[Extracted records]
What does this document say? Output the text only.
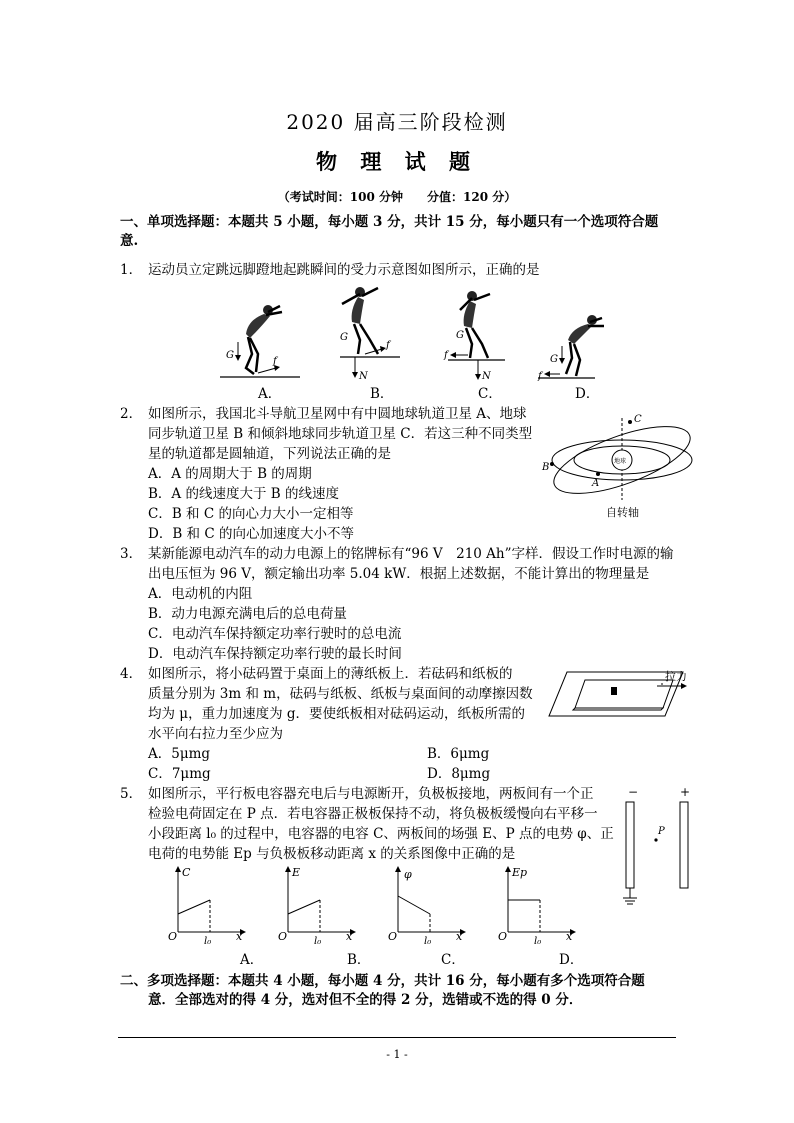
2020 届高三阶段检测
物 理 试 题
（考试时间：100 分钟　　分值：120 分）
一、单项选择题：本题共 5 小题，每小题 3 分，共计 15 分，每小题只有一个选项符合题
意.
1． 运动员立定跳远脚蹬地起跳瞬间的受力示意图如图所示，正确的是
G
f
N
f
G
N
f
G
G
f
A．	B．	C．	D．
2． 如图所示，我国北斗导航卫星网中有中圆地球轨道卫星 A、地球
同步轨道卫星 B 和倾斜地球同步轨道卫星 C．若这三种不同类型
星的轨道都是圆轴道，下列说法正确的是
A．A 的周期大于 B 的周期
B．A 的线速度大于 B 的线速度
C．B 和 C 的向心力大小一定相等
D．B 和 C 的向心加速度大小不等
地球
C
B
A
自转轴
3． 某新能源电动汽车的动力电源上的铭牌标有“96 V　210 Ah”字样．假设工作时电源的输
出电压恒为 96 V，额定输出功率 5.04 kW．根据上述数据，不能计算出的物理量是
A．电动机的内阻
B．动力电源充满电后的总电荷量
C．电动汽车保持额定功率行驶时的总电流
D．电动汽车保持额定功率行驶的最长时间
4． 如图所示，将小砝码置于桌面上的薄纸板上．若砝码和纸板的
质量分别为 3m 和 m，砝码与纸板、纸板与桌面间的动摩擦因数
均为 μ，重力加速度为 g．要使纸板相对砝码运动，纸板所需的
水平向右拉力至少应为
A．5μmg	B．6μmg
C．7μmg	D．8μmg
拉力
5． 如图所示，平行板电容器充电后与电源断开，负极板接地，两板间有一个正
检验电荷固定在 P 点．若电容器正极板保持不动，将负极板缓慢向右平移一
小段距离 l₀ 的过程中，电容器的电容 C、两板间的场强 E、P 点的电势 φ、正
电荷的电势能 Ep 与负极板移动距离 x 的关系图像中正确的是
−	+
P
C
O	x
l₀
E
O	x
l₀
φ
O	x
l₀
Ep
O	x
l₀
A．	B．	C．	D．
二、多项选择题：本题共 4 小题，每小题 4 分，共计 16 分，每小题有多个选项符合题
意．全部选对的得 4 分，选对但不全的得 2 分，选错或不选的得 0 分．
- 1 -
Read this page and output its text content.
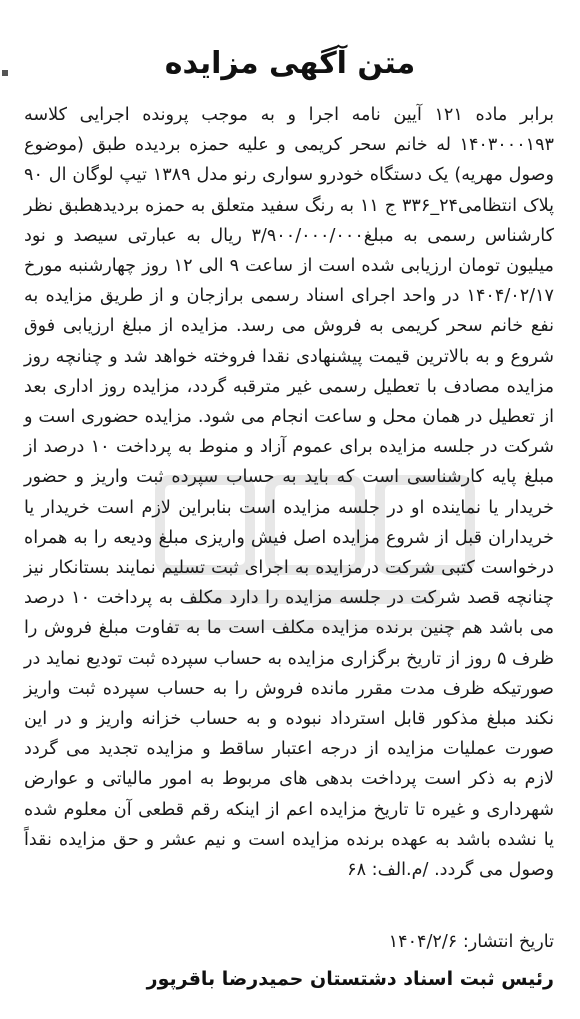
متن آگهی مزایده
برابر ماده ۱۲۱ آیین نامه اجرا و به موجب پرونده اجرایی کلاسه ۱۴۰۳۰۰۰۱۹۳ له خانم سحر کریمی و علیه حمزه بردیده طبق (موضوع وصول مهریه) یک دستگاه خودرو سواری رنو مدل ۱۳۸۹ تیپ لوگان ال ۹۰ پلاک انتظامی۲۴_۳۳۶ ج ۱۱ به رنگ سفید متعلق به حمزه بردیدهطبق نظر کارشناس رسمی به مبلغ۳/۹۰۰/۰۰۰/۰۰۰ ریال به عبارتی سیصد و نود میلیون تومان ارزیابی شده است از ساعت ۹ الی ۱۲ روز چهارشنبه مورخ ۱۴۰۴/۰۲/۱۷ در واحد اجرای اسناد رسمی برازجان و از طریق مزایده به نفع خانم سحر کریمی به فروش می رسد. مزایده از مبلغ ارزیابی فوق شروع و به بالاترین قیمت پیشنهادی نقدا فروخته خواهد شد و چنانچه روز مزایده مصادف با تعطیل رسمی غیر مترقبه گردد، مزایده روز اداری بعد از تعطیل در همان محل و ساعت انجام می شود. مزایده حضوری است و شرکت در جلسه مزایده برای عموم آزاد و منوط به پرداخت ۱۰ درصد از مبلغ پایه کارشناسی است که باید به حساب سپرده ثبت واریز و حضور خریدار یا نماینده او در جلسه مزایده است بنابراین لازم است خریدار یا خریداران قبل از شروع مزایده اصل فیش واریزی مبلغ ودیعه را به همراه درخواست کتبی شرکت درمزایده به اجرای ثبت تسلیم نمایند بستانکار نیز چنانچه قصد شرکت در جلسه مزایده را دارد مکلف به پرداخت ۱۰ درصد می باشد هم چنین برنده مزایده مکلف است ما به تفاوت مبلغ فروش را ظرف ۵ روز از تاریخ برگزاری مزایده به حساب سپرده ثبت تودیع نماید در صورتیکه ظرف مدت مقرر مانده فروش را به حساب سپرده ثبت واریز نکند مبلغ مذکور قابل استرداد نبوده و به حساب خزانه واریز و در این صورت عملیات مزایده از درجه اعتبار ساقط و مزایده تجدید می گردد لازم به ذکر است پرداخت بدهی های مربوط به امور مالیاتی و عوارض شهرداری و غیره تا تاریخ مزایده اعم از اینکه رقم قطعی آن معلوم شده یا نشده باشد به عهده برنده مزایده است و نیم عشر و حق مزایده نقداً وصول می گردد. /م.الف: ۶۸
تاریخ انتشار: ۱۴۰۴/۲/۶
رئیس ثبت اسناد دشتستان حمیدرضا باقرپور
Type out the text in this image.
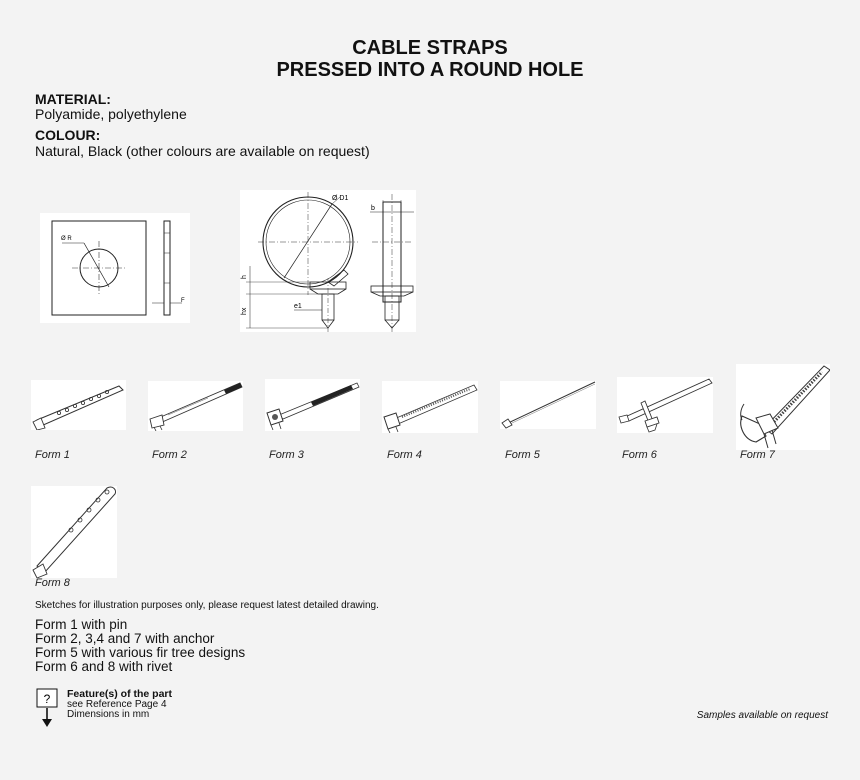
CABLE STRAPS
PRESSED INTO A ROUND HOLE
MATERIAL:
Polyamide, polyethylene
COLOUR:
Natural, Black (other colours are available on request)
Ø R
F
Ø D1
h
hx
e1
b
Form 1	Form 2	Form 3	Form 4	Form 5	Form 6	Form 7
Form 8
Sketches for illustration purposes only, please request latest detailed drawing.
Form 1 with pin
Form 2, 3,4 and 7 with anchor
Form 5 with various fir tree designs
Form 6 and 8 with rivet
? Feature(s) of the part
see Reference Page 4
Dimensions in mm	Samples available on request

→ Exercise description
Without the pictures, retype the whole of the material above exactly.

→ Exercise answer
What does this document say? Output the text only.
2020 届高三阶段检测
物 理 试 题
（考试时间：100 分钟　　分值：120 分）
一、单项选择题：本题共 5 小题，每小题 3 分，共计 15 分，每小题只有一个选项符合题
意.
1． 运动员立定跳远脚蹬地起跳瞬间的受力示意图如图所示，正确的是
G
f
N
f
G
N
f
G
G
f
A．	B．	C．	D．
2． 如图所示，我国北斗导航卫星网中有中圆地球轨道卫星 A、地球
同步轨道卫星 B 和倾斜地球同步轨道卫星 C．若这三种不同类型
星的轨道都是圆轴道，下列说法正确的是
A．A 的周期大于 B 的周期
B．A 的线速度大于 B 的线速度
C．B 和 C 的向心力大小一定相等
D．B 和 C 的向心加速度大小不等
地球
C
B
A
自转轴
3． 某新能源电动汽车的动力电源上的铭牌标有“96 V　210 Ah”字样．假设工作时电源的输
出电压恒为 96 V，额定输出功率 5.04 kW．根据上述数据，不能计算出的物理量是
A．电动机的内阻
B．动力电源充满电后的总电荷量
C．电动汽车保持额定功率行驶时的总电流
D．电动汽车保持额定功率行驶的最长时间
4． 如图所示，将小砝码置于桌面上的薄纸板上．若砝码和纸板的
质量分别为 3m 和 m，砝码与纸板、纸板与桌面间的动摩擦因数
均为 μ，重力加速度为 g．要使纸板相对砝码运动，纸板所需的
水平向右拉力至少应为
A．5μmg	B．6μmg
C．7μmg	D．8μmg
拉力
5． 如图所示，平行板电容器充电后与电源断开，负极板接地，两板间有一个正
检验电荷固定在 P 点．若电容器正极板保持不动，将负极板缓慢向右平移一
小段距离 l₀ 的过程中，电容器的电容 C、两板间的场强 E、P 点的电势 φ、正
电荷的电势能 Ep 与负极板移动距离 x 的关系图像中正确的是
−	+
P
C
O	x
l₀
E
O	x
l₀
φ
O	x
l₀
Ep
O	x
l₀
A．	B．	C．	D．
二、多项选择题：本题共 4 小题，每小题 4 分，共计 16 分，每小题有多个选项符合题
意．全部选对的得 4 分，选对但不全的得 2 分，选错或不选的得 0 分．
- 1 -
Read this page and output its text content.
متن آگهی مزایده
برابر ماده ۱۲۱ آیین نامه اجرا و به موجب پرونده اجرایی کلاسه ۱۴۰۳۰۰۰۱۹۳ له خانم سحر کریمی و علیه حمزه بردیده طبق (موضوع وصول مهریه) یک دستگاه خودرو سواری رنو مدل ۱۳۸۹ تیپ لوگان ال ۹۰ پلاک انتظامی۲۴_۳۳۶ ج ۱۱ به رنگ سفید متعلق به حمزه بردیدهطبق نظر کارشناس رسمی به مبلغ۳/۹۰۰/۰۰۰/۰۰۰ ریال به عبارتی سیصد و نود میلیون تومان ارزیابی شده است از ساعت ۹ الی ۱۲ روز چهارشنبه مورخ ۱۴۰۴/۰۲/۱۷ در واحد اجرای اسناد رسمی برازجان و از طریق مزایده به نفع خانم سحر کریمی به فروش می رسد. مزایده از مبلغ ارزیابی فوق شروع و به بالاترین قیمت پیشنهادی نقدا فروخته خواهد شد و چنانچه روز مزایده مصادف با تعطیل رسمی غیر مترقبه گردد، مزایده روز اداری بعد از تعطیل در همان محل و ساعت انجام می شود. مزایده حضوری است و شرکت در جلسه مزایده برای عموم آزاد و منوط به پرداخت ۱۰ درصد از مبلغ پایه کارشناسی است که باید به حساب سپرده ثبت واریز و حضور خریدار یا نماینده او در جلسه مزایده است بنابراین لازم است خریدار یا خریداران قبل از شروع مزایده اصل فیش واریزی مبلغ ودیعه را به همراه درخواست کتبی شرکت درمزایده به اجرای ثبت تسلیم نمایند بستانکار نیز چنانچه قصد شرکت در جلسه مزایده را دارد مکلف به پرداخت ۱۰ درصد می باشد هم چنین برنده مزایده مکلف است ما به تفاوت مبلغ فروش را ظرف ۵ روز از تاریخ برگزاری مزایده به حساب سپرده ثبت تودیع نماید در صورتیکه ظرف مدت مقرر مانده فروش را به حساب سپرده ثبت واریز نکند مبلغ مذکور قابل استرداد نبوده و به حساب خزانه واریز و در این صورت عملیات مزایده از درجه اعتبار ساقط و مزایده تجدید می گردد لازم به ذکر است پرداخت بدهی های مربوط به امور مالیاتی و عوارض شهرداری و غیره تا تاریخ مزایده اعم از اینکه رقم قطعی آن معلوم شده یا نشده باشد به عهده برنده مزایده است و نیم عشر و حق مزایده نقداً وصول می گردد. /م.الف: ۶۸
تاریخ انتشار: ۱۴۰۴/۲/۶
رئیس ثبت اسناد دشتستان حمیدرضا باقرپور
Type out the text in this image.
CABLE STRAPS
PRESSED INTO A ROUND HOLE
MATERIAL:
Polyamide, polyethylene
COLOUR:
Natural, Black (other colours are available on request)
Ø R
F
Ø D1
h
hx
e1
b
Form 1	Form 2	Form 3	Form 4	Form 5	Form 6	Form 7
Form 8
Sketches for illustration purposes only, please request latest detailed drawing.
Form 1 with pin
Form 2, 3,4 and 7 with anchor
Form 5 with various fir tree designs
Form 6 and 8 with rivet
? Feature(s) of the part
see Reference Page 4
Dimensions in mm	Samples available on request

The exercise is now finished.